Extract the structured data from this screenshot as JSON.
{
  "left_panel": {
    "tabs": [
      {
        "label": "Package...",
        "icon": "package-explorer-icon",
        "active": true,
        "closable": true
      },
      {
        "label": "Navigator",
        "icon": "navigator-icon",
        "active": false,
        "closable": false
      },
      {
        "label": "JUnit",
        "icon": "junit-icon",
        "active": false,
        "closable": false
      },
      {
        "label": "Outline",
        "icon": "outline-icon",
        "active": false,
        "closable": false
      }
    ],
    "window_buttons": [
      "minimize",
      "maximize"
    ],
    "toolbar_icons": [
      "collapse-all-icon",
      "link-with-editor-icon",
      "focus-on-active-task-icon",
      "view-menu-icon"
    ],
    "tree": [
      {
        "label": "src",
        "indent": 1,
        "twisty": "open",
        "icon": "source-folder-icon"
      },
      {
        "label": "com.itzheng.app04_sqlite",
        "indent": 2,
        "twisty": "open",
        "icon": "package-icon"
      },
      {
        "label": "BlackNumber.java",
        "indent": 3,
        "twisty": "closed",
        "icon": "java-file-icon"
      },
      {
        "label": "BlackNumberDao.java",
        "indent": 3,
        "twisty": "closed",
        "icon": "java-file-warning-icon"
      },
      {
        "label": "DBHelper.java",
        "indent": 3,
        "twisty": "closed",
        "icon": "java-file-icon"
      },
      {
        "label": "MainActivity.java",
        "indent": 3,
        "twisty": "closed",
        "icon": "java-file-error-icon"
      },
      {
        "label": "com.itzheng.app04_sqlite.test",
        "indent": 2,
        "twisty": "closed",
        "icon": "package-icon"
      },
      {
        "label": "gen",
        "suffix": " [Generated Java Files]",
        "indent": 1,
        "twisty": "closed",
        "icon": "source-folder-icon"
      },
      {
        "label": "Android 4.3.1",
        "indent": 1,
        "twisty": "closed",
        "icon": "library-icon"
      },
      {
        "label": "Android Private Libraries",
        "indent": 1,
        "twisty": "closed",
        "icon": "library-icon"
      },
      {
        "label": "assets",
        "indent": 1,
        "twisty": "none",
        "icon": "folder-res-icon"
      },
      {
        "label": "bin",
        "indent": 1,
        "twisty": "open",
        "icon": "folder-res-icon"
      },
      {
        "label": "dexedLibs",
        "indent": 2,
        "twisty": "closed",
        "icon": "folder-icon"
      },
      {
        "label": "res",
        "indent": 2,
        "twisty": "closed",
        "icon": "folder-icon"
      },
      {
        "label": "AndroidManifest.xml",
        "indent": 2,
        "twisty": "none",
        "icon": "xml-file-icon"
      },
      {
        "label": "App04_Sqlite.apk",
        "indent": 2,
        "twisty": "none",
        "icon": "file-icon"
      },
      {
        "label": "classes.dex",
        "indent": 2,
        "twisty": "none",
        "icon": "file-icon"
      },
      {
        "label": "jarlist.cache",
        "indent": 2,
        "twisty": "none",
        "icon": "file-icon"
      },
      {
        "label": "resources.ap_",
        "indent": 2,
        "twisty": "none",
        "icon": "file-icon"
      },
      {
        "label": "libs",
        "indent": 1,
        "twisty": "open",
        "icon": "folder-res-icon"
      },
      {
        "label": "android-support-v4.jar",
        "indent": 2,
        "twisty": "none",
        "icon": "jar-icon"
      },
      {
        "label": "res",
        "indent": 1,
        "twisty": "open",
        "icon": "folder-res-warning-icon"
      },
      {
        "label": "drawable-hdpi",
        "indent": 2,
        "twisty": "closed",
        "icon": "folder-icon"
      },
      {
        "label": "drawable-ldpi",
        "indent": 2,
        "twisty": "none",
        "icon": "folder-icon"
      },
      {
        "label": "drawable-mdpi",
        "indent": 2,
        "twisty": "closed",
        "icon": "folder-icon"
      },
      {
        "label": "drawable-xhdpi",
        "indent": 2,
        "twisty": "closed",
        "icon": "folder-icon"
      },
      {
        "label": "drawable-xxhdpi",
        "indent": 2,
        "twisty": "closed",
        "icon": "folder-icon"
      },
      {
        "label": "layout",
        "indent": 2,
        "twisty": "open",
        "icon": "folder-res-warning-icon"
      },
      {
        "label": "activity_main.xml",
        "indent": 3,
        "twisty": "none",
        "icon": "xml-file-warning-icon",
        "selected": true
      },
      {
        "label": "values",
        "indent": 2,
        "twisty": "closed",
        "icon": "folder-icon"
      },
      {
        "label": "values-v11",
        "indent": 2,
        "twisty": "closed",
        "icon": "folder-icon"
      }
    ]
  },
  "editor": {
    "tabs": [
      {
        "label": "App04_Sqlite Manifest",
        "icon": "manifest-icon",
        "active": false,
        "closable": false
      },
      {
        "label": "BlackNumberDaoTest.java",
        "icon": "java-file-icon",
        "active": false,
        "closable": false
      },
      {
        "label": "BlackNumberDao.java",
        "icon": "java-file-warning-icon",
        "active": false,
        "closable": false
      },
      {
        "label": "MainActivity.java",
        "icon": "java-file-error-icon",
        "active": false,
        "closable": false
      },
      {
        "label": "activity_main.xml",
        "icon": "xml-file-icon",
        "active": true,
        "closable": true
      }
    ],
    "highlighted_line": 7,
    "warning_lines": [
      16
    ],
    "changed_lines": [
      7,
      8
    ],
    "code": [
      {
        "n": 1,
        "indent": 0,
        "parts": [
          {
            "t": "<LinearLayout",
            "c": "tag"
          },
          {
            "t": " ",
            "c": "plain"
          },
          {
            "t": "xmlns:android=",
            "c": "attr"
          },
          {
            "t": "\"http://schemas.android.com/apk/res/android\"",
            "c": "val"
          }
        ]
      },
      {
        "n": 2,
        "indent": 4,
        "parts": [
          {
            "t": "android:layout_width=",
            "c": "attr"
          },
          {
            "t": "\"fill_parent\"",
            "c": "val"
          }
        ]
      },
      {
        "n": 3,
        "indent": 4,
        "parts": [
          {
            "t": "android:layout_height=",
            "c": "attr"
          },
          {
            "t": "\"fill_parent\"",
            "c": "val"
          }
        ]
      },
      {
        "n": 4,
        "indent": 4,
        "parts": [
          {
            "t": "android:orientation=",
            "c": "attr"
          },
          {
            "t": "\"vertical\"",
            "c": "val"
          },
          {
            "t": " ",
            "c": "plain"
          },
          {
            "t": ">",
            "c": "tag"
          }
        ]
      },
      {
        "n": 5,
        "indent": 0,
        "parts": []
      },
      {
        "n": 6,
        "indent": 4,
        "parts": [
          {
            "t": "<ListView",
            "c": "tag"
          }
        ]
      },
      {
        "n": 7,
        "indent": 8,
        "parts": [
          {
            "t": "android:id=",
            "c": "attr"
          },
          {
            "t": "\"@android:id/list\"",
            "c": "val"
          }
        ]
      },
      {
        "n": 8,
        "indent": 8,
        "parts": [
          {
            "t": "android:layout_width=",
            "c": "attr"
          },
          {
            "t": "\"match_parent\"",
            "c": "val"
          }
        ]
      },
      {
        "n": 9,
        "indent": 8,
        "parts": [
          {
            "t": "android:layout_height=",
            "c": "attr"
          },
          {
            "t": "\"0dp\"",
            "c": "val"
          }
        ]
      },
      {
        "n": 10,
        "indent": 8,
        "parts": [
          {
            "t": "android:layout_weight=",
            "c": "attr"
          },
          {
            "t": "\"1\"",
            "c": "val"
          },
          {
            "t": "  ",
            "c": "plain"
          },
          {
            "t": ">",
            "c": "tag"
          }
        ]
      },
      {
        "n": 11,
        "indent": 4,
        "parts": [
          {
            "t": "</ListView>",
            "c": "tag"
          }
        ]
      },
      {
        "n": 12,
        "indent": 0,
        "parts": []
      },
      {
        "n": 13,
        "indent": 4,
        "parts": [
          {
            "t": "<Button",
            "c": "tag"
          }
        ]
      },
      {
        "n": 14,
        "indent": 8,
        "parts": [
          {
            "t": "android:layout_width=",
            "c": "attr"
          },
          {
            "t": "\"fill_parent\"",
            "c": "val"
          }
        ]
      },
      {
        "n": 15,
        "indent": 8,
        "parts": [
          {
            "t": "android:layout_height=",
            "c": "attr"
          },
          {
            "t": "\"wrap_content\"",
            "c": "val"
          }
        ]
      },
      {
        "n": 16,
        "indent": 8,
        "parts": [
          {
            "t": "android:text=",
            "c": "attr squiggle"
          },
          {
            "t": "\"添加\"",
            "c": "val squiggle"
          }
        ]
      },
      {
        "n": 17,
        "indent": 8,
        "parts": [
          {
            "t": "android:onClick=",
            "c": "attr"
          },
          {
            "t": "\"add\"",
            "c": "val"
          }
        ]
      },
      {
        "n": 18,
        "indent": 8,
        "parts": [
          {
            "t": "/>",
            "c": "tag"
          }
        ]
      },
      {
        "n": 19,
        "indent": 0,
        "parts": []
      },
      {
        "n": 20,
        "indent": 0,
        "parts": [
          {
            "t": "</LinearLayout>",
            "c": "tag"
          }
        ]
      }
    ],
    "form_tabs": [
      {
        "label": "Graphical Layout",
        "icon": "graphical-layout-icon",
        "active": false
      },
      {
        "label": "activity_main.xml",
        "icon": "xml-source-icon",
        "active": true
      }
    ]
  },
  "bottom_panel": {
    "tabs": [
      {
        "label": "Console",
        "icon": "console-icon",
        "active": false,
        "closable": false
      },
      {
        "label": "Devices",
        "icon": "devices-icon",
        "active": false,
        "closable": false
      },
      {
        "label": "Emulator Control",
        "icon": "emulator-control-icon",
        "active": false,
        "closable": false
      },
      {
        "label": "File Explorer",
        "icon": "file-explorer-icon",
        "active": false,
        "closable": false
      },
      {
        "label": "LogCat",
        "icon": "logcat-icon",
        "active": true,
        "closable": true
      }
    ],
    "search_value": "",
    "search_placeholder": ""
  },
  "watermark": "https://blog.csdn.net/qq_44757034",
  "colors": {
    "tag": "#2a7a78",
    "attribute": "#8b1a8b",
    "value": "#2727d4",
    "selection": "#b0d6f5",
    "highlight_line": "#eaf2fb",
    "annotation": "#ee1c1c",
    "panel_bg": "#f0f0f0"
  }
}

#### EXERCISE INSTRUCTIONS:
Scan the lines for the string "itzheng". Pick out every line that has it.

#### EXERCISE SOLUTION:
        "label": "com.itzheng.app04_sqlite",
        "label": "com.itzheng.app04_sqlite.test",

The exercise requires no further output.